Data excerpts:
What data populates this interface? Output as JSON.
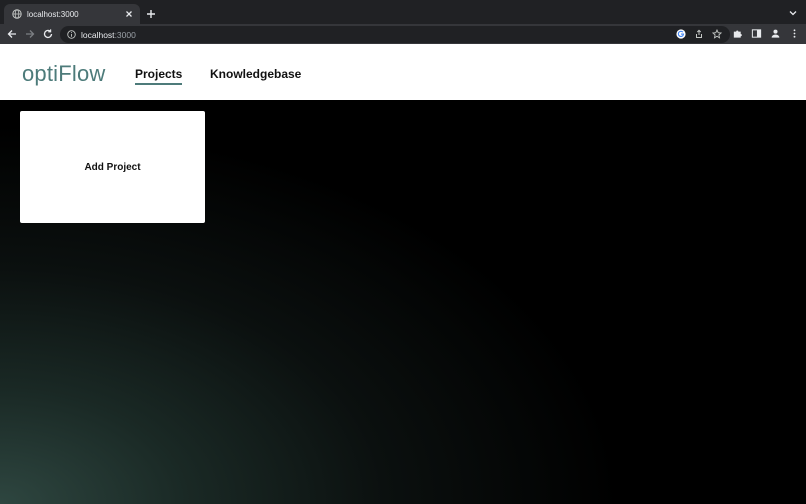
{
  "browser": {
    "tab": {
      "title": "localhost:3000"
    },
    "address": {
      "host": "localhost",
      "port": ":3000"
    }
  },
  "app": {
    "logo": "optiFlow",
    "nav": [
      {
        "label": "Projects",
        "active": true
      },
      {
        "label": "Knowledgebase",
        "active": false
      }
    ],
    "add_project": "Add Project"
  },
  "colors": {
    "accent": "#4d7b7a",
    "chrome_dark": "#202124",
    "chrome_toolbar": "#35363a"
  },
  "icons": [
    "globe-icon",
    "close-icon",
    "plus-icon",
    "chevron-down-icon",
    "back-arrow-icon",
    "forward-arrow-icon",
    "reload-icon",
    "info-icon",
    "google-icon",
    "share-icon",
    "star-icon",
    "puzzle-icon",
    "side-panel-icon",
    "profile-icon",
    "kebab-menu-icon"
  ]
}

_What you will do:_ Reproduce each line from the records that contains the word "label".

_Answer for the task:_
        "label": "Projects",
        "label": "Knowledgebase",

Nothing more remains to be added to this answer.